[START Record extracts]
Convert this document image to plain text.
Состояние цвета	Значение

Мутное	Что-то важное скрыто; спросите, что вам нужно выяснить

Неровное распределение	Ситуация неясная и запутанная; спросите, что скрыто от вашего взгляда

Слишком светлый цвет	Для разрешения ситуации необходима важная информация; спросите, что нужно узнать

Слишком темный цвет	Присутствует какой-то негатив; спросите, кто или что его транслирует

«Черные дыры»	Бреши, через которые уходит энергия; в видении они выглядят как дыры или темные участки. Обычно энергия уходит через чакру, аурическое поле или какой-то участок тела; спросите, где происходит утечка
[END Record extracts]
» Set problem:
Reproduce the data shown above exactly.

» Exercise response:
Convert this document image to plain text.
Состояние цвета	Значение

Мутное	Что-то важное скрыто; спросите, что вам нужно выяснить

Неровное распределение	Ситуация неясная и запутанная; спросите, что скрыто от вашего взгляда

Слишком светлый цвет	Для разрешения ситуации необходима важная информация; спросите, что нужно узнать

Слишком темный цвет	Присутствует какой-то негатив; спросите, кто или что его транслирует

«Черные дыры»	Бреши, через которые уходит энергия; в видении они выглядят как дыры или темные участки. Обычно энергия уходит через чакру, аурическое поле или какой-то участок тела; спросите, где происходит утечка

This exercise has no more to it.